The task:
Every line below that holds the string "this" should be copied out.

#####

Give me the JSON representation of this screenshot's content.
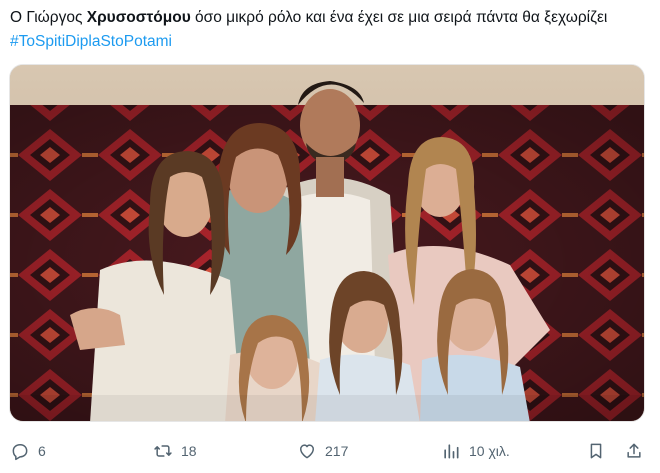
{
  "tweet": {
    "text_before": "Ο Γιώργος ",
    "text_bold": "Χρυσοστόμου",
    "text_after": " όσο μικρό ρόλο και ένα έχει σε μια σειρά πάντα θα ξεχωρίζει ",
    "hashtag": "#ToSpitiDiplaStoPotami"
  },
  "media": {
    "alt": "Family photo: a man with curly hair and a beard standing with a woman and five girls in front of a red patterned kilim rug"
  },
  "actions": {
    "reply_count": "6",
    "retweet_count": "18",
    "like_count": "217",
    "views_count": "10 χιλ."
  },
  "icons": {
    "reply": "reply-icon",
    "retweet": "retweet-icon",
    "like": "heart-icon",
    "views": "analytics-icon",
    "bookmark": "bookmark-icon",
    "share": "share-icon"
  },
  "colors": {
    "accent": "#1d9bf0",
    "text": "#0f1419",
    "muted": "#536471"
  }
}
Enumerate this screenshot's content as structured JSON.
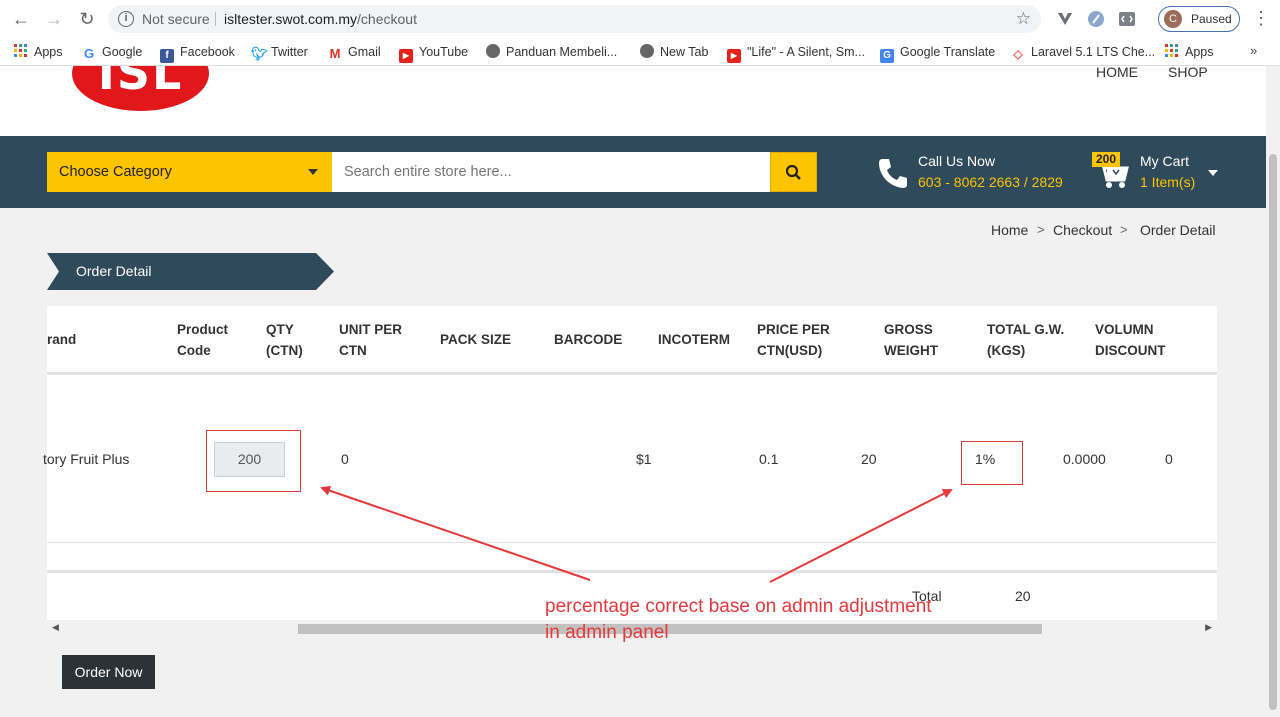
{
  "browser": {
    "security_label": "Not secure",
    "url_host": "isltester.swot.com.my",
    "url_path": "/checkout",
    "profile_initial": "C",
    "profile_status": "Paused",
    "bookmarks": [
      "Apps",
      "Google",
      "Facebook",
      "Twitter",
      "Gmail",
      "YouTube",
      "Panduan Membeli...",
      "New Tab",
      "\"Life\" - A Silent, Sm...",
      "Google Translate",
      "Laravel 5.1 LTS Che...",
      "Apps"
    ],
    "bookmarks_more": "»"
  },
  "site": {
    "logo_text": "ISL",
    "nav": [
      "HOME",
      "SHOP"
    ],
    "category_label": "Choose Category",
    "search_placeholder": "Search entire store here...",
    "call_label": "Call Us Now",
    "call_number": "603 - 8062 2663 / 2829",
    "cart_badge": "200",
    "cart_label": "My Cart",
    "cart_items": "1 Item(s)"
  },
  "breadcrumb": {
    "items": [
      "Home",
      "Checkout",
      "Order Detail"
    ],
    "separator": ">"
  },
  "order_tab": "Order Detail",
  "table": {
    "headers": [
      [
        "rand",
        ""
      ],
      [
        "Product",
        "Code"
      ],
      [
        "QTY",
        "(CTN)"
      ],
      [
        "UNIT PER",
        "CTN"
      ],
      [
        "PACK SIZE",
        ""
      ],
      [
        "BARCODE",
        ""
      ],
      [
        "INCOTERM",
        ""
      ],
      [
        "PRICE PER",
        "CTN(USD)"
      ],
      [
        "GROSS",
        "WEIGHT"
      ],
      [
        "TOTAL G.W.",
        "(KGS)"
      ],
      [
        "VOLUMN",
        "DISCOUNT"
      ]
    ],
    "row": {
      "brand": "tory Fruit Plus",
      "qty": "200",
      "unit_per_ctn": "0",
      "price": "$1",
      "gross_weight": "0.1",
      "total_gw": "20",
      "discount": "1%",
      "col_a": "0.0000",
      "col_b": "0"
    },
    "total_label": "Total",
    "total_value": "20"
  },
  "order_button": "Order Now",
  "annotation": {
    "line1": "percentage correct base on admin adjustment",
    "line2": "in admin panel",
    "color": "#e8383b"
  },
  "colors": {
    "header_bar": "#2f4a5a",
    "accent": "#fdc400",
    "logo_red": "#e2171c"
  }
}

#####

Exercise output:
Give me the JSON representation of this screenshot's content.
Enumerate this screenshot's content as structured JSON.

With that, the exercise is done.